Direction — Every line below that holds the string "this" should be copied out.

Records for the exercise —
-*-

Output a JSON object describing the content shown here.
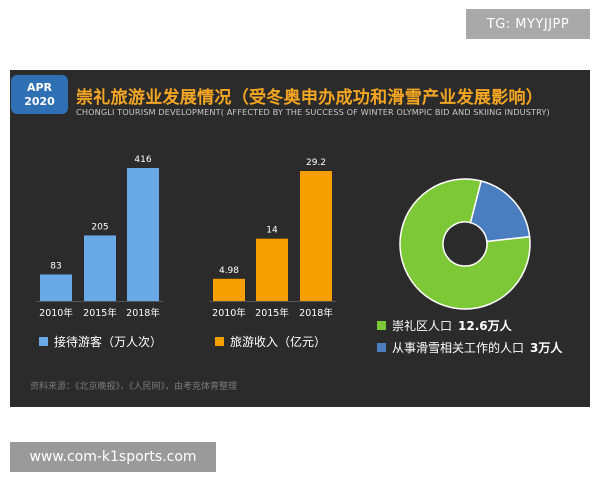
{
  "watermark_top": "TG: MYYJJPP",
  "watermark_bottom": "www.com-k1sports.com",
  "badge": {
    "line1": "APR",
    "line2": "2020"
  },
  "title": "崇礼旅游业发展情况（受冬奥申办成功和滑雪产业发展影响）",
  "subtitle": "CHONGLI TOURISM DEVELOPMENT( AFFECTED BY THE SUCCESS OF WINTER OLYMPIC BID AND SKIING INDUSTRY)",
  "colors": {
    "blue": "#6aa9e8",
    "orange": "#f5a000",
    "green": "#7cc836",
    "steel": "#4a7ec0",
    "title": "#f5a623"
  },
  "legends": {
    "visitors": "接待游客（万人次）",
    "income": "旅游收入（亿元）",
    "pie_a_label": "崇礼区人口",
    "pie_a_value": "12.6万人",
    "pie_b_label": "从事滑雪相关工作的人口",
    "pie_b_value": "3万人"
  },
  "source": "资料来源：《北京晚报》，《人民网》，由考克体育整理",
  "chart_data": [
    {
      "type": "bar",
      "categories": [
        "2010年",
        "2015年",
        "2018年"
      ],
      "values": [
        83,
        205,
        416
      ],
      "labels": [
        "83",
        "205",
        "416"
      ],
      "series_name": "接待游客（万人次）",
      "color": "#6aa9e8"
    },
    {
      "type": "bar",
      "categories": [
        "2010年",
        "2015年",
        "2018年"
      ],
      "values": [
        4.98,
        14,
        29.2
      ],
      "labels": [
        "4.98",
        "14",
        "29.2"
      ],
      "series_name": "旅游收入（亿元）",
      "color": "#f5a000"
    },
    {
      "type": "pie",
      "labels": [
        "崇礼区人口",
        "从事滑雪相关工作的人口"
      ],
      "values": [
        12.6,
        3
      ],
      "colors": [
        "#7cc836",
        "#4a7ec0"
      ]
    }
  ]
}
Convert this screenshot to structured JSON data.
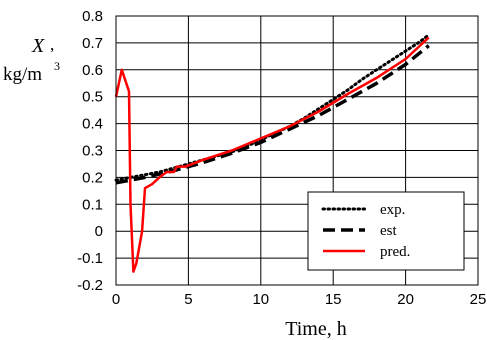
{
  "chart_data": {
    "type": "line",
    "xlabel": "Time, h",
    "ylabel": {
      "symbol": "X",
      "sep": ",",
      "unit": "kg/m",
      "exponent": "3"
    },
    "xlim": [
      0,
      25
    ],
    "ylim": [
      -0.2,
      0.8
    ],
    "xticks": [
      0,
      5,
      10,
      15,
      20,
      25
    ],
    "xtick_labels": [
      "0",
      "5",
      "10",
      "15",
      "20",
      "25"
    ],
    "yticks": [
      -0.2,
      -0.1,
      0,
      0.1,
      0.2,
      0.3,
      0.4,
      0.5,
      0.6,
      0.7,
      0.8
    ],
    "ytick_labels": [
      "-0.2",
      "-0.1",
      "0",
      "0.1",
      "0.2",
      "0.3",
      "0.4",
      "0.5",
      "0.6",
      "0.7",
      "0.8"
    ],
    "grid": true,
    "legend_position": "bottom-right",
    "series": [
      {
        "name": "exp.",
        "style": "dotted",
        "color": "#000000",
        "x": [
          0,
          1,
          2,
          3,
          4,
          5,
          6,
          7,
          8,
          9,
          10,
          11,
          12,
          13,
          14,
          15,
          16,
          17,
          18,
          19,
          20,
          21,
          21.6
        ],
        "y": [
          0.19,
          0.2,
          0.21,
          0.22,
          0.235,
          0.25,
          0.265,
          0.28,
          0.295,
          0.315,
          0.34,
          0.365,
          0.39,
          0.42,
          0.455,
          0.49,
          0.525,
          0.565,
          0.6,
          0.635,
          0.67,
          0.705,
          0.73
        ]
      },
      {
        "name": "est",
        "style": "dashed",
        "color": "#000000",
        "x": [
          0,
          2,
          4,
          6,
          8,
          10,
          12,
          14,
          16,
          18,
          20,
          21.6
        ],
        "y": [
          0.18,
          0.2,
          0.225,
          0.255,
          0.29,
          0.33,
          0.38,
          0.43,
          0.49,
          0.55,
          0.62,
          0.69
        ]
      },
      {
        "name": "pred.",
        "style": "solid",
        "color": "#ff0000",
        "x": [
          0,
          0.4,
          0.9,
          1.0,
          1.2,
          1.4,
          1.8,
          2.0,
          2.5,
          3.0,
          3.5,
          4.0,
          4.2,
          4.8,
          6,
          8,
          10,
          12,
          14,
          16,
          18,
          20,
          21.6
        ],
        "y": [
          0.5,
          0.6,
          0.52,
          0.1,
          -0.15,
          -0.12,
          0.0,
          0.16,
          0.175,
          0.2,
          0.22,
          0.22,
          0.24,
          0.24,
          0.265,
          0.3,
          0.345,
          0.39,
          0.445,
          0.51,
          0.57,
          0.64,
          0.72
        ]
      }
    ]
  }
}
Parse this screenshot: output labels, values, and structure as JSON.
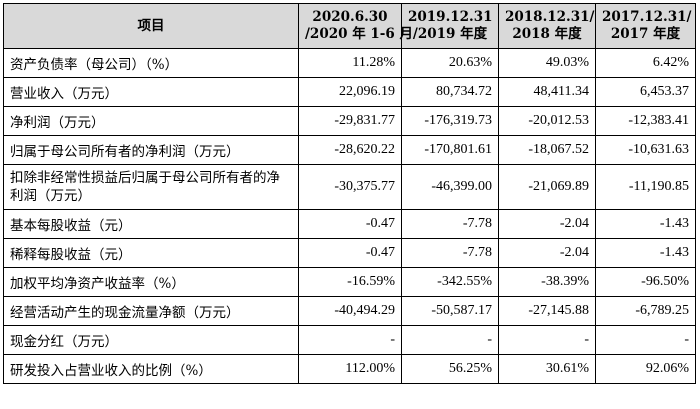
{
  "table": {
    "header": {
      "item": "项目",
      "periods": [
        {
          "line1": "2020.6.30",
          "line2": "/2020 年 1-6 月"
        },
        {
          "line1": "2019.12.31",
          "line2": "/2019 年度"
        },
        {
          "line1": "2018.12.31/",
          "line2": "2018 年度"
        },
        {
          "line1": "2017.12.31/",
          "line2": "2017 年度"
        }
      ]
    },
    "rows": [
      {
        "label": "资产负债率（母公司）（%）",
        "values": [
          "11.28%",
          "20.63%",
          "49.03%",
          "6.42%"
        ]
      },
      {
        "label": "营业收入（万元）",
        "values": [
          "22,096.19",
          "80,734.72",
          "48,411.34",
          "6,453.37"
        ]
      },
      {
        "label": "净利润（万元）",
        "values": [
          "-29,831.77",
          "-176,319.73",
          "-20,012.53",
          "-12,383.41"
        ]
      },
      {
        "label": "归属于母公司所有者的净利润（万元）",
        "values": [
          "-28,620.22",
          "-170,801.61",
          "-18,067.52",
          "-10,631.63"
        ]
      },
      {
        "label": "扣除非经常性损益后归属于母公司所有者的净利润（万元）",
        "values": [
          "-30,375.77",
          "-46,399.00",
          "-21,069.89",
          "-11,190.85"
        ]
      },
      {
        "label": "基本每股收益（元）",
        "values": [
          "-0.47",
          "-7.78",
          "-2.04",
          "-1.43"
        ]
      },
      {
        "label": "稀释每股收益（元）",
        "values": [
          "-0.47",
          "-7.78",
          "-2.04",
          "-1.43"
        ]
      },
      {
        "label": "加权平均净资产收益率（%）",
        "values": [
          "-16.59%",
          "-342.55%",
          "-38.39%",
          "-96.50%"
        ]
      },
      {
        "label": "经营活动产生的现金流量净额（万元）",
        "values": [
          "-40,494.29",
          "-50,587.17",
          "-27,145.88",
          "-6,789.25"
        ]
      },
      {
        "label": "现金分红（万元）",
        "values": [
          "-",
          "-",
          "-",
          "-"
        ]
      },
      {
        "label": "研发投入占营业收入的比例（%）",
        "values": [
          "112.00%",
          "56.25%",
          "30.61%",
          "92.06%"
        ]
      }
    ]
  }
}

-*-

Finished exercise —
Convert this screenshot to structured JSON data.
Parse this screenshot: output labels, values, and structure as JSON.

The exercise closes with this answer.